(Dataset entries)

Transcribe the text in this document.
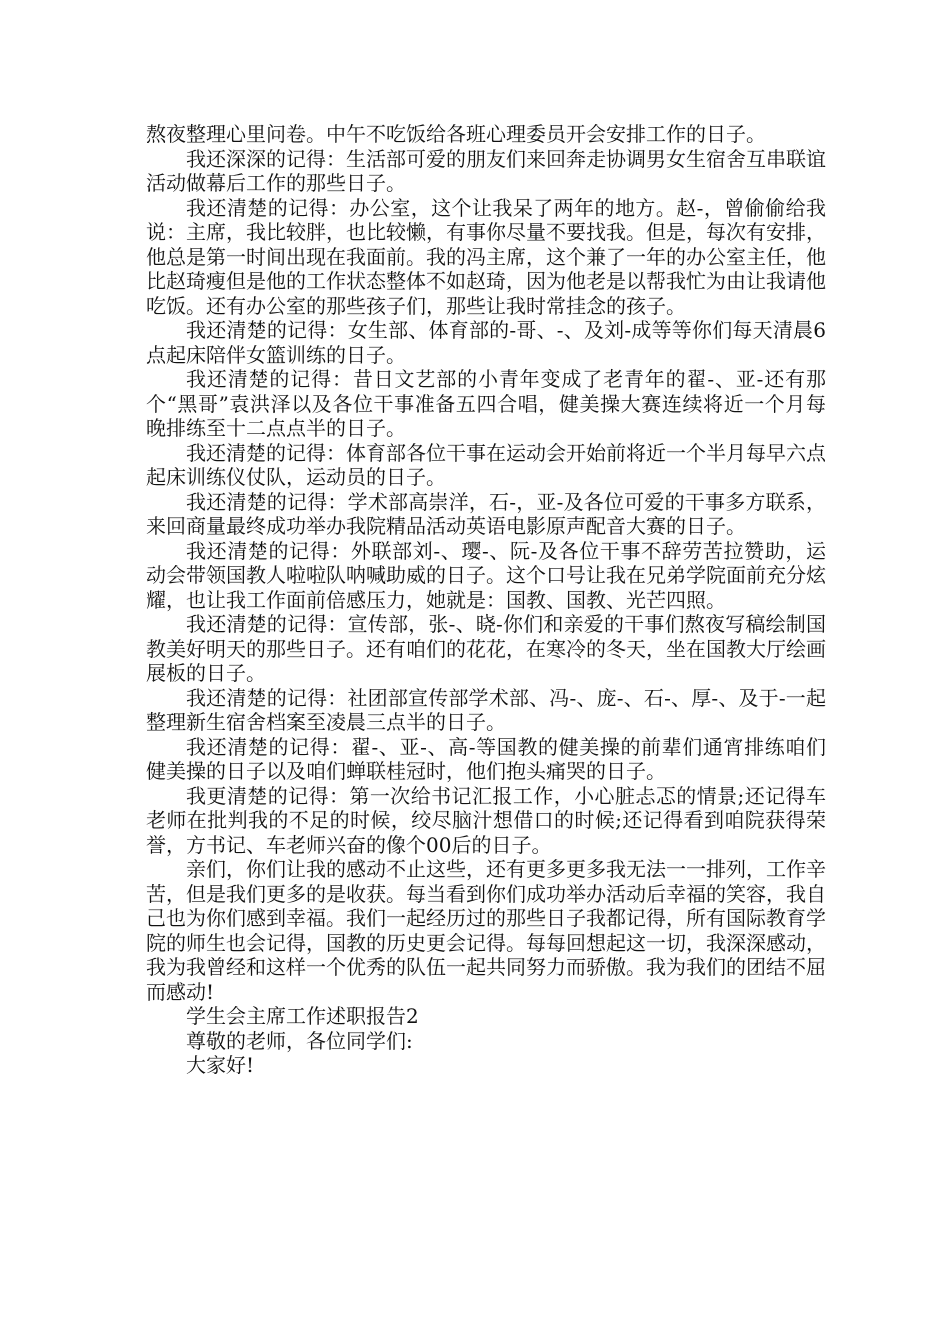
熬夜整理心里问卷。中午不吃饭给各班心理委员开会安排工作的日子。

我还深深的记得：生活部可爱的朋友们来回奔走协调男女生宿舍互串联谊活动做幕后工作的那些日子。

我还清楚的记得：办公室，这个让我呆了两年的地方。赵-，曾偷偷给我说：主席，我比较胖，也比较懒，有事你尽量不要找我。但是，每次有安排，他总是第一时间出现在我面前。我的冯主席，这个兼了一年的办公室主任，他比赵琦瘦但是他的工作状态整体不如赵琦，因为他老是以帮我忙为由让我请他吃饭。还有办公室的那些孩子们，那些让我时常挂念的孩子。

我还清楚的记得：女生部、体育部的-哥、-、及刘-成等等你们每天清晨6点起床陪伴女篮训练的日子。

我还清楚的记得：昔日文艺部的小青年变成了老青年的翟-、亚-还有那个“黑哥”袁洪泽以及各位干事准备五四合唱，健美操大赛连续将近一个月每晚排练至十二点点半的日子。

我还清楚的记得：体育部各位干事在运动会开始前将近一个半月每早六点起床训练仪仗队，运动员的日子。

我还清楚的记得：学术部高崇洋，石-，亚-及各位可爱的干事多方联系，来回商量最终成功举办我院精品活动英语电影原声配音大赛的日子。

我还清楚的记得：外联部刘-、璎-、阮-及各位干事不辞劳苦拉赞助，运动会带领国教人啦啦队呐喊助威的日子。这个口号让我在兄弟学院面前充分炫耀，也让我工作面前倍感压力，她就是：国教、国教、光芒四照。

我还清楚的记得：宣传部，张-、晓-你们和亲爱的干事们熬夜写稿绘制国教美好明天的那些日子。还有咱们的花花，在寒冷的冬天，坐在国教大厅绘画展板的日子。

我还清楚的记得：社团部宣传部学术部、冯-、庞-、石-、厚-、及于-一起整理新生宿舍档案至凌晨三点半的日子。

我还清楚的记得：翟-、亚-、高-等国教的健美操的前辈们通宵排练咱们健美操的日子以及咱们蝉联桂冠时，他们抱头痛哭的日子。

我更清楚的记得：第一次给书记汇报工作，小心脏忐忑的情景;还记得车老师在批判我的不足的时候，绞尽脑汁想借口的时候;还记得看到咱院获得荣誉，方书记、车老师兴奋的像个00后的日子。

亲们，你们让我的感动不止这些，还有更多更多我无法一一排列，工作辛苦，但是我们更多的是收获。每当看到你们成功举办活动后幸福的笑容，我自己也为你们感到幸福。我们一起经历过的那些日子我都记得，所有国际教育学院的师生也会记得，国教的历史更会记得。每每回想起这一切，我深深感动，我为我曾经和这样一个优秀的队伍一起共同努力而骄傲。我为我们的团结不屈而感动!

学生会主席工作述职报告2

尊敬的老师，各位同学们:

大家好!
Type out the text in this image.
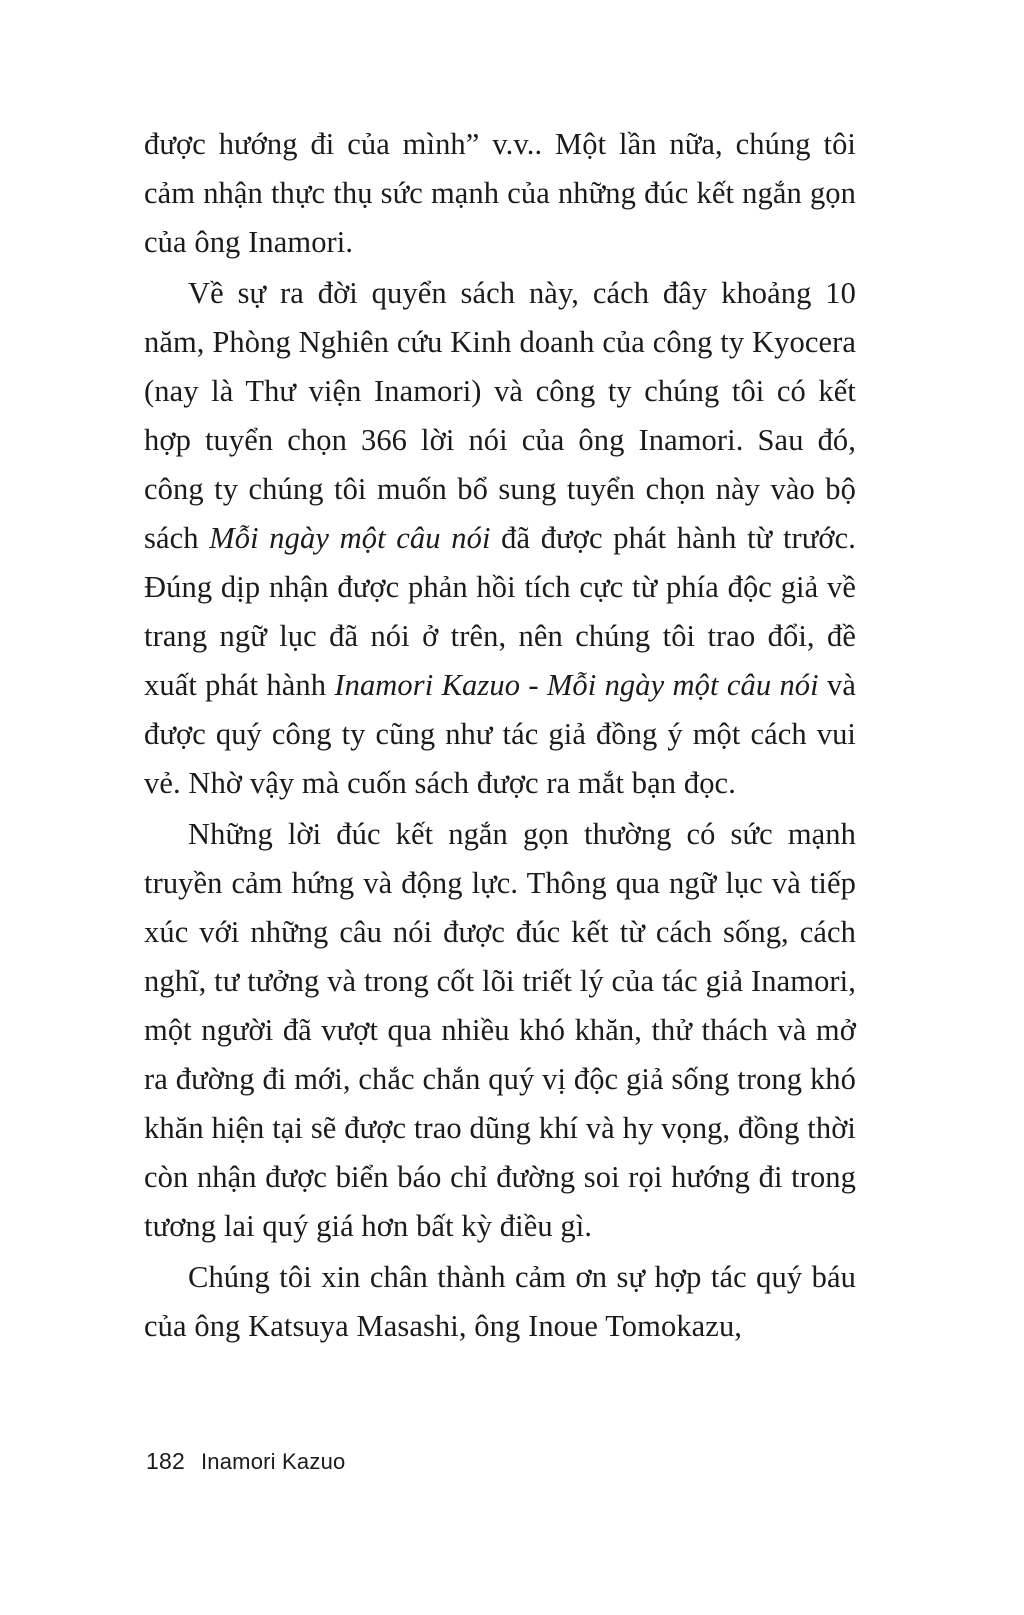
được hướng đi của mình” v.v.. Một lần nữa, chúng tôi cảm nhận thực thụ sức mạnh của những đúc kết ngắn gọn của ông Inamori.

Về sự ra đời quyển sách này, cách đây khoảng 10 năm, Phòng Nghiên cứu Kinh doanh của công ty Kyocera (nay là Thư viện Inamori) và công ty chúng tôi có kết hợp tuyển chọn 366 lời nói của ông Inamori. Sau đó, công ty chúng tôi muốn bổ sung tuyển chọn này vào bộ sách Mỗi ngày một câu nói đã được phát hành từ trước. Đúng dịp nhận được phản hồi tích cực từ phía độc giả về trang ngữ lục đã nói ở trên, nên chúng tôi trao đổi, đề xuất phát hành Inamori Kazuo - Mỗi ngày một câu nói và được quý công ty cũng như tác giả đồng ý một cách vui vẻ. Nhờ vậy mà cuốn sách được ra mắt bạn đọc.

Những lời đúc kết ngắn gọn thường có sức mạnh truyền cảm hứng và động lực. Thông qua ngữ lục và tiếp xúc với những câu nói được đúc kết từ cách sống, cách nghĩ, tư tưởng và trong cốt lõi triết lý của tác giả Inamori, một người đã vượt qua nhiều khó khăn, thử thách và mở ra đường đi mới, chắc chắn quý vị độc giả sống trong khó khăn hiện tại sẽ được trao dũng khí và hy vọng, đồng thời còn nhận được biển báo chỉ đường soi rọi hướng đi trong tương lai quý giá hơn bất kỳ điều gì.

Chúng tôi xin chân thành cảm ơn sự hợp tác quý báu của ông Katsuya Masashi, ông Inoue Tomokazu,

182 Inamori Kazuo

---

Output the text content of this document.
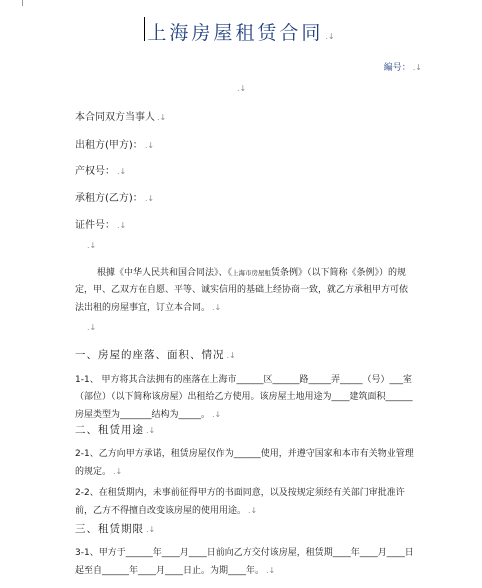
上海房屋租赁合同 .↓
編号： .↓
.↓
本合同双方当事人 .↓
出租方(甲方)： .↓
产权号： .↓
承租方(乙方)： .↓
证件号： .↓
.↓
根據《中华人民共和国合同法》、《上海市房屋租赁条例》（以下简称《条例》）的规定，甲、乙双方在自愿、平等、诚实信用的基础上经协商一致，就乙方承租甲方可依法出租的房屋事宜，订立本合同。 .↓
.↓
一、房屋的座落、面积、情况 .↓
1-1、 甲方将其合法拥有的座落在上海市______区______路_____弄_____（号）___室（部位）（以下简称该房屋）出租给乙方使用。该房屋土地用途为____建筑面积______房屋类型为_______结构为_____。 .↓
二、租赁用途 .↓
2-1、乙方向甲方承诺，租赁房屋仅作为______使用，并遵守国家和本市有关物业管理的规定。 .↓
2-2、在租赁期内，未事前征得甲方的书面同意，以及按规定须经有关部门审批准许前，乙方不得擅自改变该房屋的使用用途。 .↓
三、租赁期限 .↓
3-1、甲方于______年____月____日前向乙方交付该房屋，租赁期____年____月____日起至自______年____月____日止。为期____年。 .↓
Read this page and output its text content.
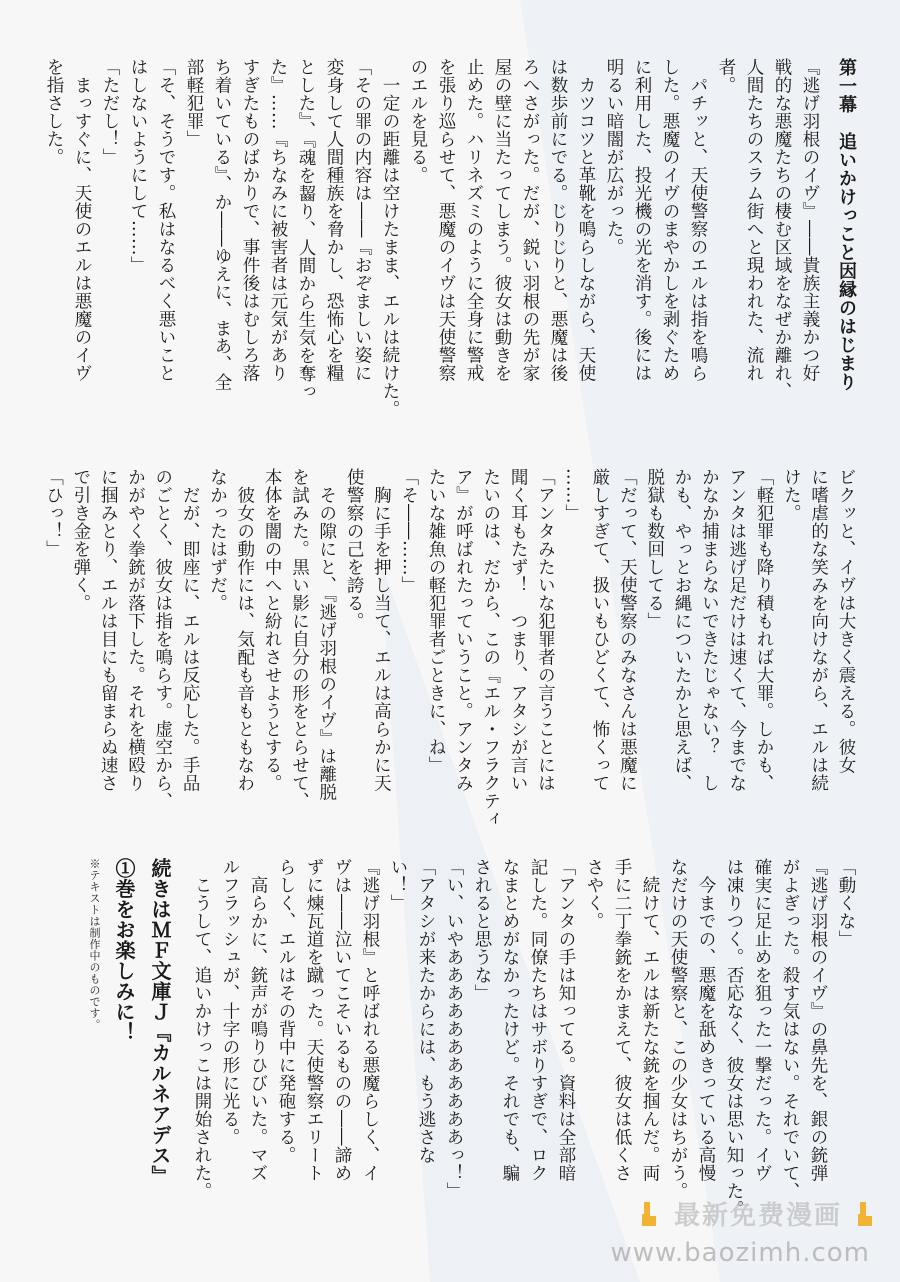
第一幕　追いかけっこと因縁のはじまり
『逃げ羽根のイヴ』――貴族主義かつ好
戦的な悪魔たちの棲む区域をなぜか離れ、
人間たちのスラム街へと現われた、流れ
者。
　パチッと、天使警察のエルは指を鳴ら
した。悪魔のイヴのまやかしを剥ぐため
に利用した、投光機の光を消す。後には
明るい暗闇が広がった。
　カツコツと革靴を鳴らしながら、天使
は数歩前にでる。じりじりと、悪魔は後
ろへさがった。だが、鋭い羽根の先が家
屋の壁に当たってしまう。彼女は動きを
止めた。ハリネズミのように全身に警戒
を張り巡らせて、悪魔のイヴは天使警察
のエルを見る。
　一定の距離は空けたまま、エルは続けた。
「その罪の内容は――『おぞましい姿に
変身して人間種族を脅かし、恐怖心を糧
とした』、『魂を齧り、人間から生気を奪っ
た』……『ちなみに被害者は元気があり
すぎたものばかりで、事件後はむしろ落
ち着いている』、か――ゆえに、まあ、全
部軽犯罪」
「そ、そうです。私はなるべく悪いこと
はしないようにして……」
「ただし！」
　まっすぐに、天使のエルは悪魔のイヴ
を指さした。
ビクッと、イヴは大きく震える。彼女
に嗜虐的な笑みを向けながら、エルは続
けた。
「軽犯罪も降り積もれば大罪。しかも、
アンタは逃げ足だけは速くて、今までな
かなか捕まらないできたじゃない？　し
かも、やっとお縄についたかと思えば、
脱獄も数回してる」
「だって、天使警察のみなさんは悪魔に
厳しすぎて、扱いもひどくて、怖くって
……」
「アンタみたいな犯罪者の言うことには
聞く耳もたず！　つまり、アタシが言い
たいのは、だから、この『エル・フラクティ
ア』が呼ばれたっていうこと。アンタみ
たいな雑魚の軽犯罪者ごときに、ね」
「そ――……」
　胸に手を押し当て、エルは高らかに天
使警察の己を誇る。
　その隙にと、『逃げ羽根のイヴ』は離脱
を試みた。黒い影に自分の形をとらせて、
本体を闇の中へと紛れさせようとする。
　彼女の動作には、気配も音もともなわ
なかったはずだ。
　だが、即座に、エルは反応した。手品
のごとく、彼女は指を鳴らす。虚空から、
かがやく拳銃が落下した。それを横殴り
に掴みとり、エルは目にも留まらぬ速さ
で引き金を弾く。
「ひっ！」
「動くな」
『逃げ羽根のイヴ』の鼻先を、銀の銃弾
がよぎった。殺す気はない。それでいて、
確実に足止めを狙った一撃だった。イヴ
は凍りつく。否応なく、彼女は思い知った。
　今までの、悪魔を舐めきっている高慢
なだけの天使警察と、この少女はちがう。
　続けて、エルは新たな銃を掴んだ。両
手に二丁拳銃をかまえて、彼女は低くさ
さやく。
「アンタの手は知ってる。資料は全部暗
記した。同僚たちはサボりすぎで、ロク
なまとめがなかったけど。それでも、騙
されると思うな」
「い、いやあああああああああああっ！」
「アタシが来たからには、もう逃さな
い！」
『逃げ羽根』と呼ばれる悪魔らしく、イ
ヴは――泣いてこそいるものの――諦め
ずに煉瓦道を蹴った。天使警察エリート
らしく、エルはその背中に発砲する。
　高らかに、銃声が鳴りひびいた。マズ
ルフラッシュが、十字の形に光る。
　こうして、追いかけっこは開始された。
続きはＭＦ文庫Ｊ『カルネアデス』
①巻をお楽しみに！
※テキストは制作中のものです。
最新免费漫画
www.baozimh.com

...

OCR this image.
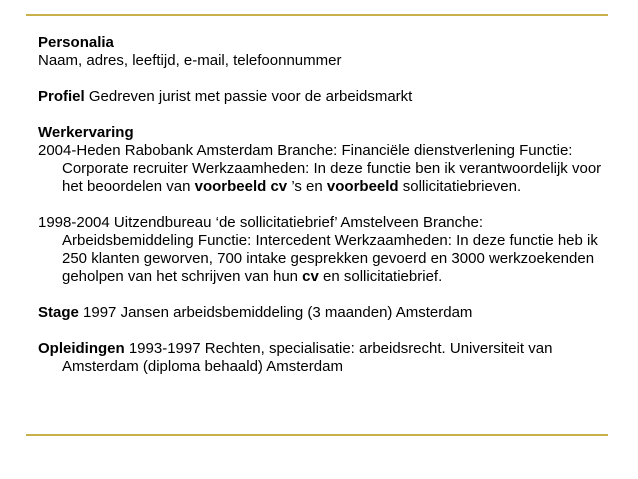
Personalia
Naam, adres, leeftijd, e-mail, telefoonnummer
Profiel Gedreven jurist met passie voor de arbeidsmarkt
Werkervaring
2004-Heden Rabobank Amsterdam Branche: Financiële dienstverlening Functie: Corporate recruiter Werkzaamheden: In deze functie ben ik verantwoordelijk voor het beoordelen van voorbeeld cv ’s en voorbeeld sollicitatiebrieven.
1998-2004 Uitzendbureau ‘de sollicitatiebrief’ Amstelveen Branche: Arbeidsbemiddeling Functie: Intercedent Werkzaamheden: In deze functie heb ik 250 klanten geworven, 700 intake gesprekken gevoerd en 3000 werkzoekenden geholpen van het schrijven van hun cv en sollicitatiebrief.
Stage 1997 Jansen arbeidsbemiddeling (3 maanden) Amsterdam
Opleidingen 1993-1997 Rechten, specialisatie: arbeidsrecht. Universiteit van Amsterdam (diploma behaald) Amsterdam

◆ **Work instructions**: Copy every line of the records above that holds the word "Functie".

◆ **The response**:
2004-Heden Rabobank Amsterdam Branche: Financiële dienstverlening Functie: Corporate recruiter Werkzaamheden: In deze functie ben ik verantwoordelijk voor het beoordelen van voorbeeld cv ’s en voorbeeld sollicitatiebrieven.
1998-2004 Uitzendbureau ‘de sollicitatiebrief’ Amstelveen Branche: Arbeidsbemiddeling Functie: Intercedent Werkzaamheden: In deze functie heb ik 250 klanten geworven, 700 intake gesprekken gevoerd en 3000 werkzoekenden geholpen van het schrijven van hun cv en sollicitatiebrief.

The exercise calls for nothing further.